■ Exercise ■
Set down each entry exactly as given; pictures should not appear in the copy.

* start Data *

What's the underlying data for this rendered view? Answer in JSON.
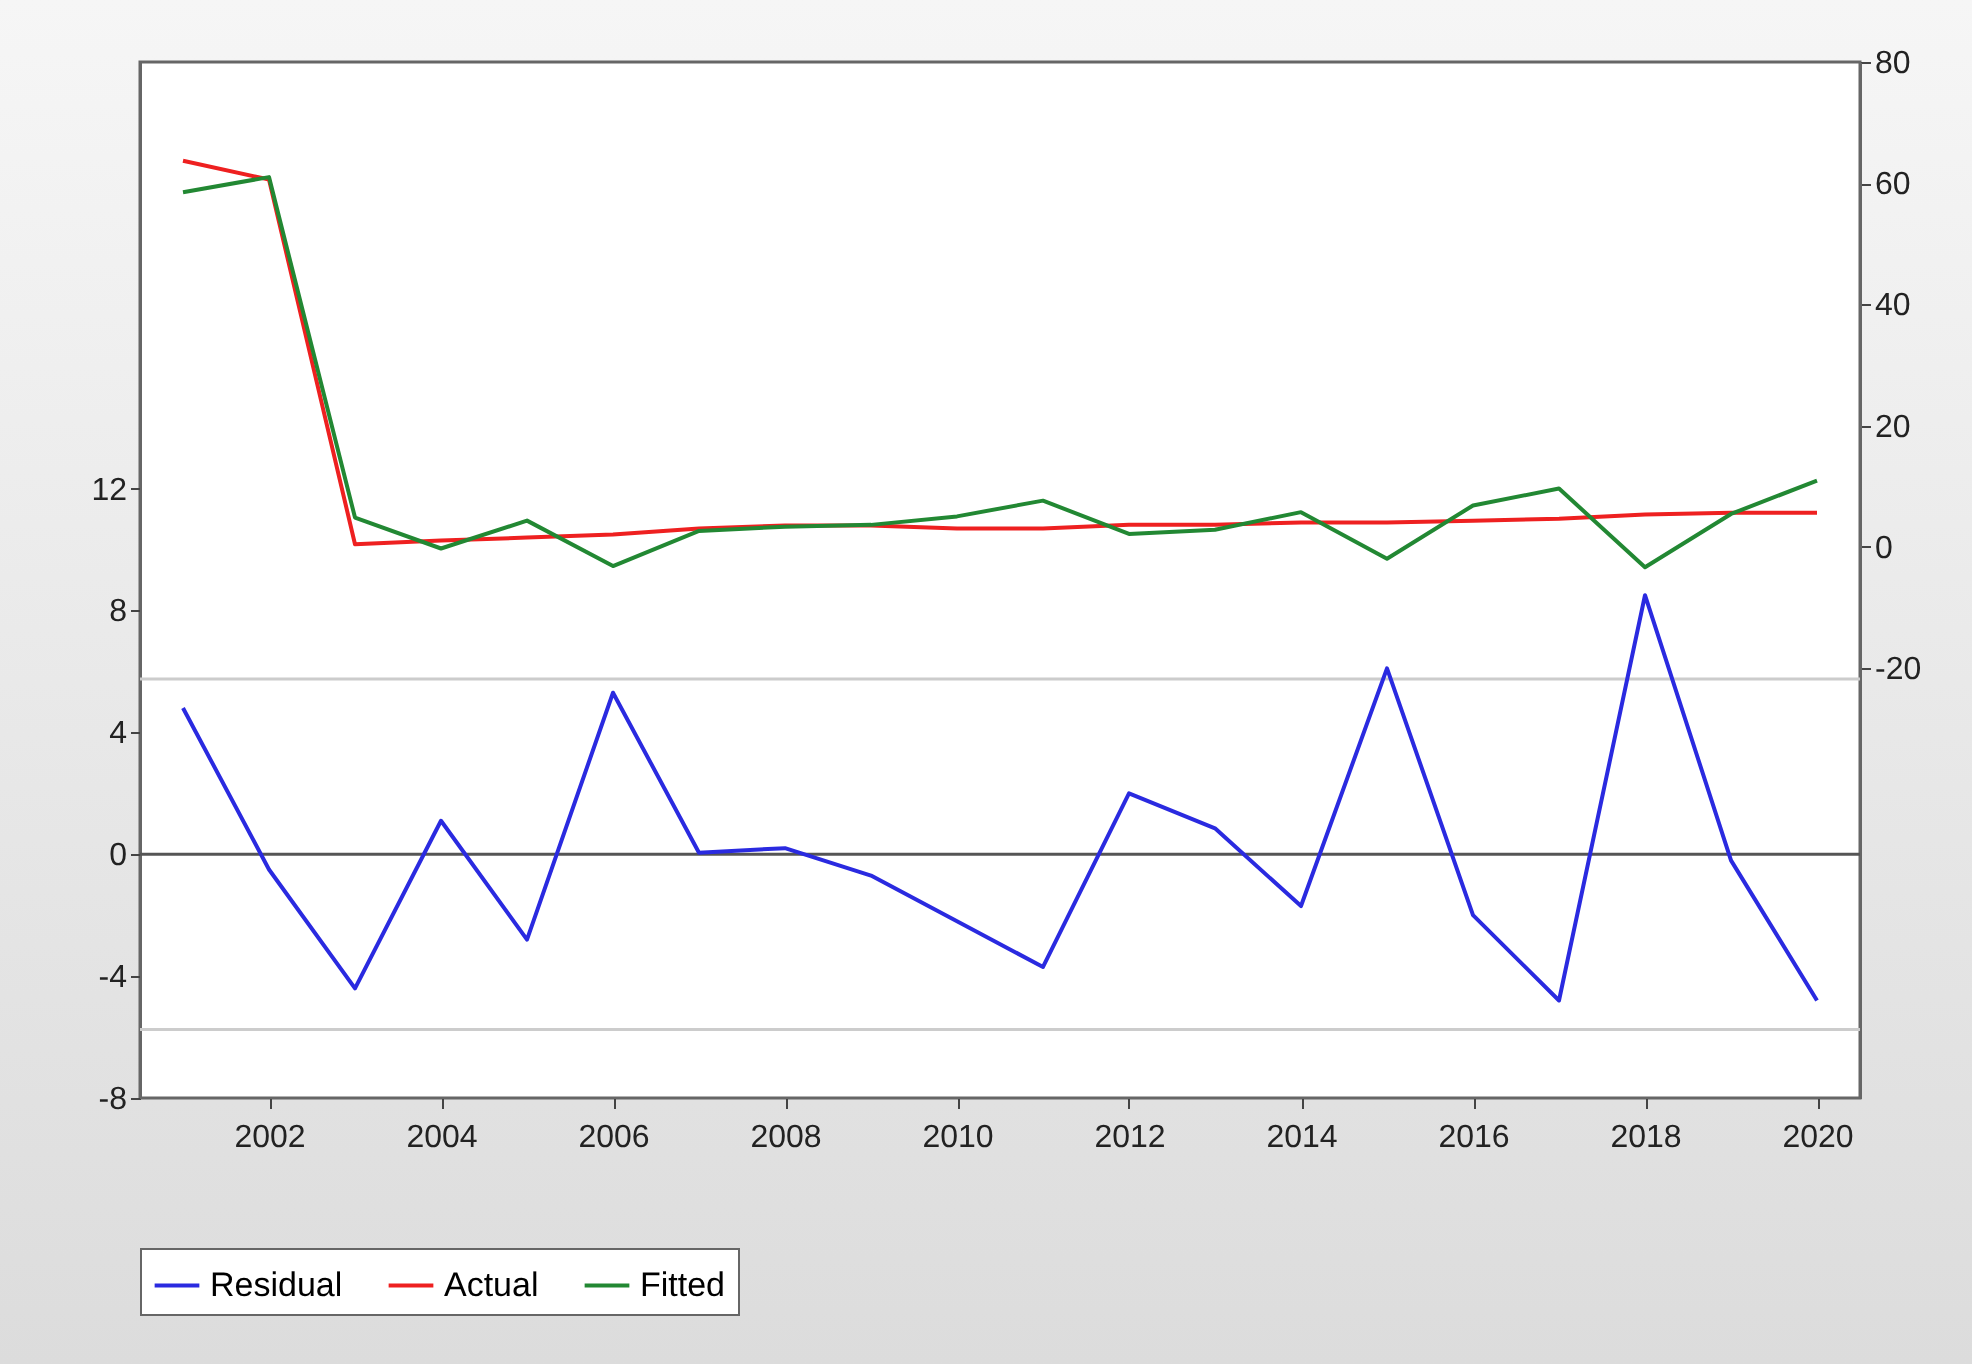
{
  "chart_data": {
    "type": "line",
    "x": [
      2001,
      2002,
      2003,
      2004,
      2005,
      2006,
      2007,
      2008,
      2009,
      2010,
      2011,
      2012,
      2013,
      2014,
      2015,
      2016,
      2017,
      2018,
      2019,
      2020
    ],
    "series": [
      {
        "name": "Residual",
        "color": "#2a2ae0",
        "values": [
          4.8,
          -0.5,
          -4.4,
          1.1,
          -2.8,
          5.3,
          0.05,
          0.2,
          -0.7,
          -2.2,
          -3.7,
          2.0,
          0.85,
          -1.7,
          6.1,
          -2.0,
          -4.8,
          8.5,
          -0.2,
          -4.8
        ]
      },
      {
        "name": "Actual",
        "color": "#ee2020",
        "axis": "y2",
        "values": [
          63.7,
          60.6,
          0.4,
          1.0,
          1.5,
          2.0,
          3.0,
          3.5,
          3.5,
          3.0,
          3.0,
          3.6,
          3.6,
          4.0,
          4.0,
          4.3,
          4.6,
          5.3,
          5.6,
          5.6
        ]
      },
      {
        "name": "Fitted",
        "color": "#228833",
        "axis": "y2",
        "values": [
          58.5,
          61.0,
          4.8,
          -0.3,
          4.3,
          -3.2,
          2.6,
          3.3,
          3.6,
          5.0,
          7.6,
          2.1,
          2.8,
          5.7,
          -2.0,
          6.8,
          9.6,
          -3.4,
          5.4,
          10.9
        ]
      }
    ],
    "xlim": [
      2000.5,
      2020.5
    ],
    "xticks": [
      2002,
      2004,
      2006,
      2008,
      2010,
      2012,
      2014,
      2016,
      2018,
      2020
    ],
    "ylim": [
      -8,
      26
    ],
    "yticks": [
      -8,
      -4,
      0,
      4,
      8,
      12
    ],
    "y2lim": [
      -91,
      80
    ],
    "y2ticks": [
      -20,
      0,
      20,
      40,
      60,
      80
    ],
    "ref_lines": [
      {
        "axis": "y",
        "value": 0,
        "color": "#555555"
      },
      {
        "axis": "y",
        "value": 5.75,
        "color": "#cccccc"
      },
      {
        "axis": "y",
        "value": -5.75,
        "color": "#cccccc"
      }
    ],
    "legend": "bottom",
    "grid": false,
    "line_style": "solid",
    "marker": "none"
  }
}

* end Data *

■ Result ■
What's the underlying data for this rendered view? Answer in JSON.
{
  "chart_data": {
    "type": "line",
    "x": [
      2001,
      2002,
      2003,
      2004,
      2005,
      2006,
      2007,
      2008,
      2009,
      2010,
      2011,
      2012,
      2013,
      2014,
      2015,
      2016,
      2017,
      2018,
      2019,
      2020
    ],
    "series": [
      {
        "name": "Residual",
        "color": "#2a2ae0",
        "values": [
          4.8,
          -0.5,
          -4.4,
          1.1,
          -2.8,
          5.3,
          0.05,
          0.2,
          -0.7,
          -2.2,
          -3.7,
          2.0,
          0.85,
          -1.7,
          6.1,
          -2.0,
          -4.8,
          8.5,
          -0.2,
          -4.8
        ]
      },
      {
        "name": "Actual",
        "color": "#ee2020",
        "axis": "y2",
        "values": [
          63.7,
          60.6,
          0.4,
          1.0,
          1.5,
          2.0,
          3.0,
          3.5,
          3.5,
          3.0,
          3.0,
          3.6,
          3.6,
          4.0,
          4.0,
          4.3,
          4.6,
          5.3,
          5.6,
          5.6
        ]
      },
      {
        "name": "Fitted",
        "color": "#228833",
        "axis": "y2",
        "values": [
          58.5,
          61.0,
          4.8,
          -0.3,
          4.3,
          -3.2,
          2.6,
          3.3,
          3.6,
          5.0,
          7.6,
          2.1,
          2.8,
          5.7,
          -2.0,
          6.8,
          9.6,
          -3.4,
          5.4,
          10.9
        ]
      }
    ],
    "xlim": [
      2000.5,
      2020.5
    ],
    "xticks": [
      2002,
      2004,
      2006,
      2008,
      2010,
      2012,
      2014,
      2016,
      2018,
      2020
    ],
    "ylim": [
      -8,
      26
    ],
    "yticks": [
      -8,
      -4,
      0,
      4,
      8,
      12
    ],
    "y2lim": [
      -91,
      80
    ],
    "y2ticks": [
      -20,
      0,
      20,
      40,
      60,
      80
    ],
    "ref_lines": [
      {
        "axis": "y",
        "value": 0,
        "color": "#555555"
      },
      {
        "axis": "y",
        "value": 5.75,
        "color": "#cccccc"
      },
      {
        "axis": "y",
        "value": -5.75,
        "color": "#cccccc"
      }
    ],
    "legend": "bottom",
    "grid": false,
    "line_style": "solid",
    "marker": "none"
  }
}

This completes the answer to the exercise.